(Saved entries)

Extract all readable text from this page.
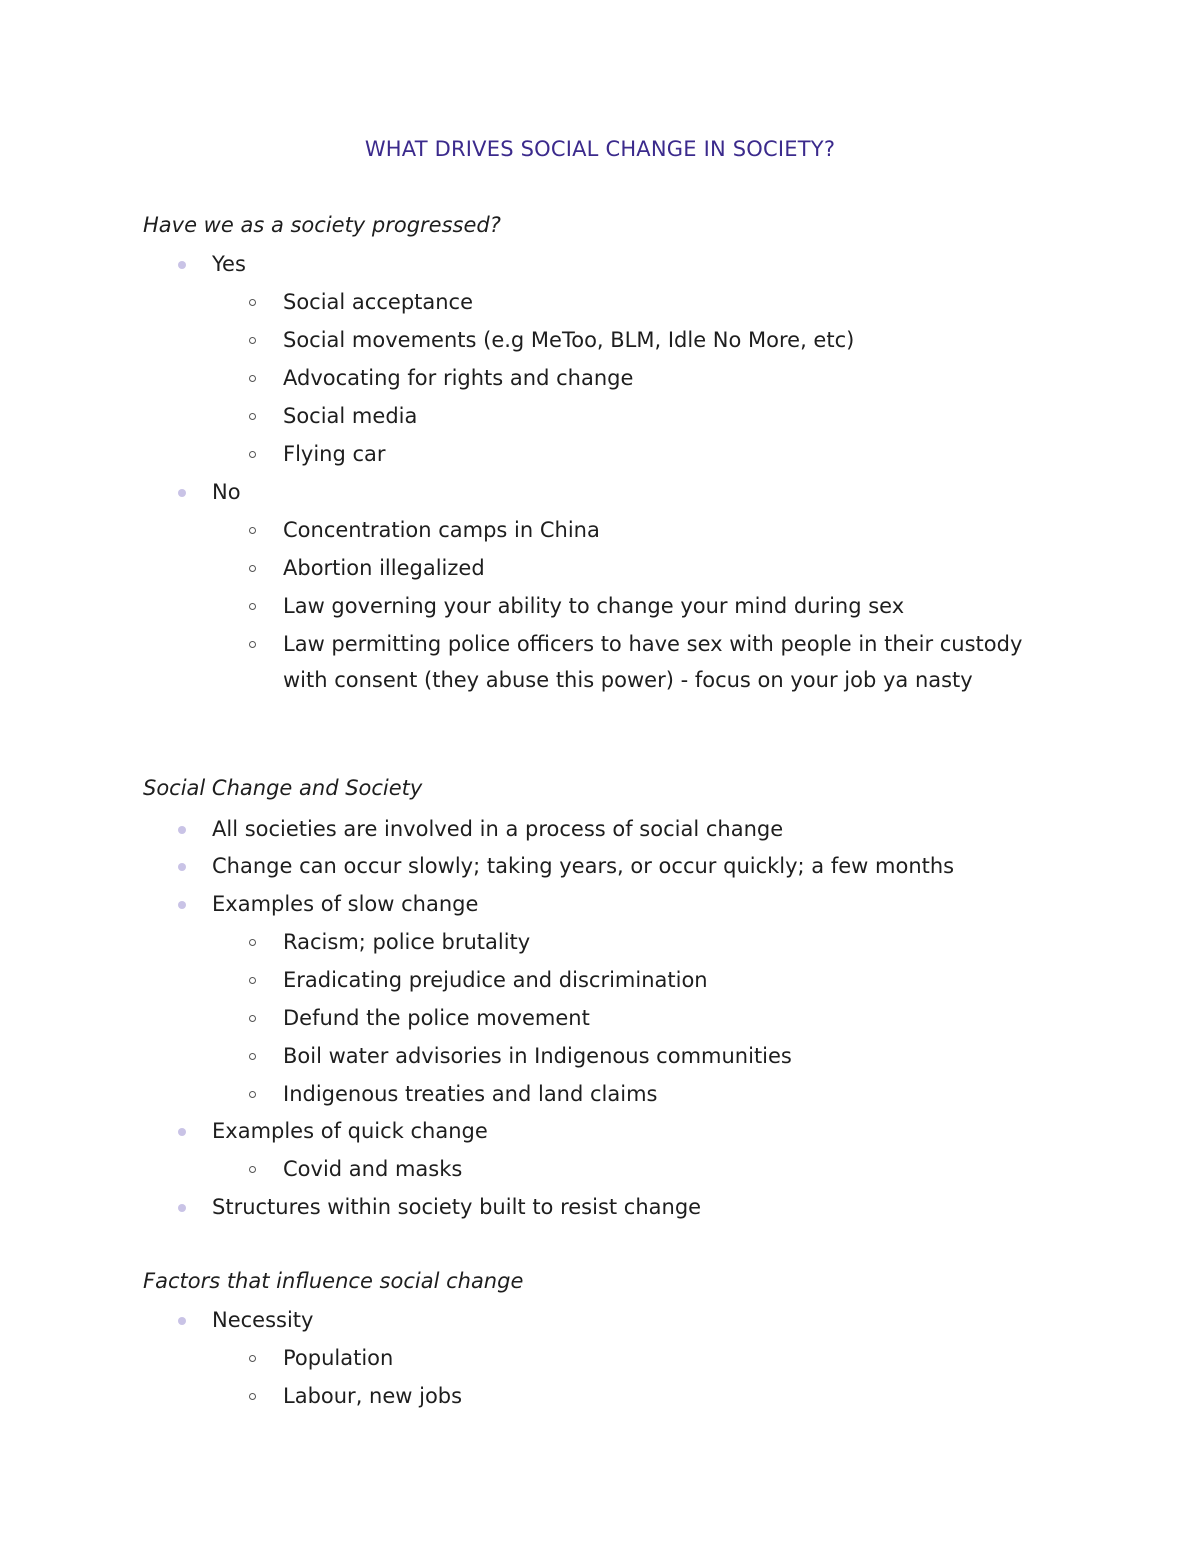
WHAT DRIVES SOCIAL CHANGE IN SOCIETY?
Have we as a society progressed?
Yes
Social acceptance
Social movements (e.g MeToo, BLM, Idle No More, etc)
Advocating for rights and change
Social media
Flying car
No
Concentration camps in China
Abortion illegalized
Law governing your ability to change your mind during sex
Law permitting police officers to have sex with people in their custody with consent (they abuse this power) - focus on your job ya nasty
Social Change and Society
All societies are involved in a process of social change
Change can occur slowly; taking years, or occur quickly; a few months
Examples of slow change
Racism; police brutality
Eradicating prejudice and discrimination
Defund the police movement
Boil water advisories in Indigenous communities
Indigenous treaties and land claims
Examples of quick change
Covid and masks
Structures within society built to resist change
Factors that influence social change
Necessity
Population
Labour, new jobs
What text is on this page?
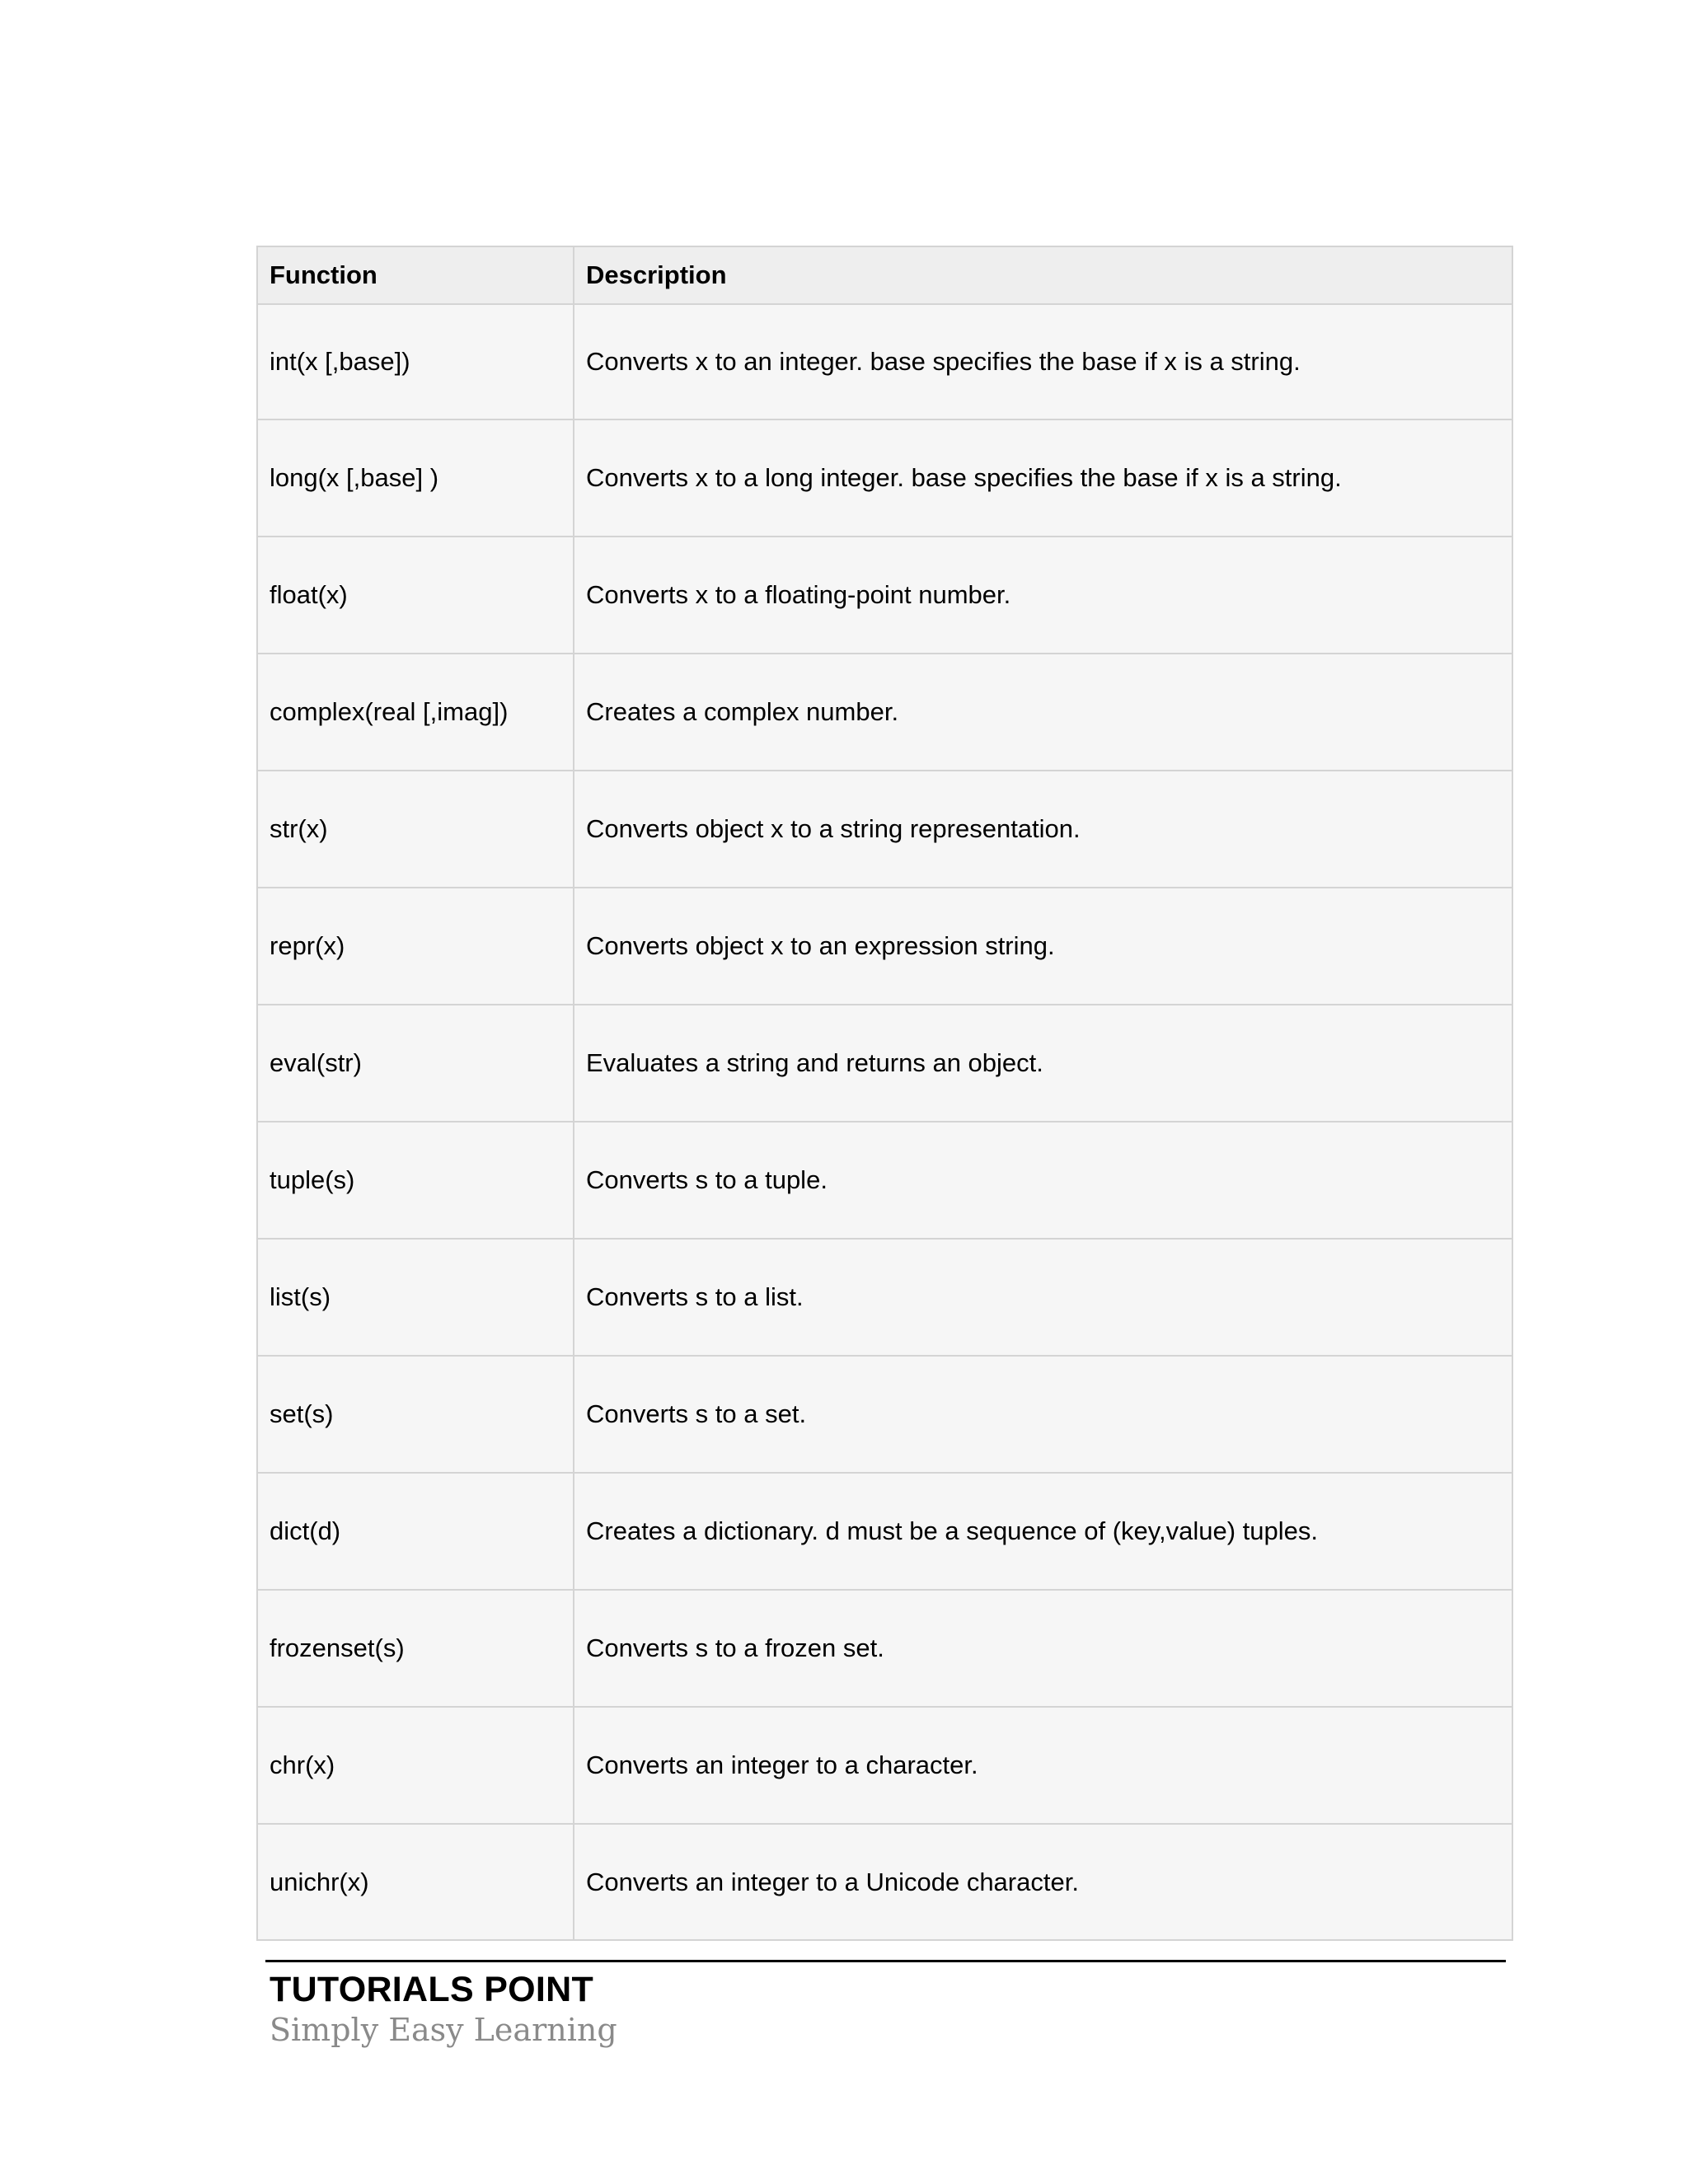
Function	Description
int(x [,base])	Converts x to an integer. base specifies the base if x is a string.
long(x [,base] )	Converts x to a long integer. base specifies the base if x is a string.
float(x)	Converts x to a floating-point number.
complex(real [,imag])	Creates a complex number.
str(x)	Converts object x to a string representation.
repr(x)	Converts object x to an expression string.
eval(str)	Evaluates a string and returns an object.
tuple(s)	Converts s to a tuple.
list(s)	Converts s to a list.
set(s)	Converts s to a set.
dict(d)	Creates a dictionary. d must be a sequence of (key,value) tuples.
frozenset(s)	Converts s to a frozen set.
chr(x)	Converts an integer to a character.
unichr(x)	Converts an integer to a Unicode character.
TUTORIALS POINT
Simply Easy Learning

__WHAT THE TASK REQUIRES__: All lines of the data above that include the word "page" must be shown.

__FULL OUTPUT__:
Extract all readable text from this page.
What text is on this page?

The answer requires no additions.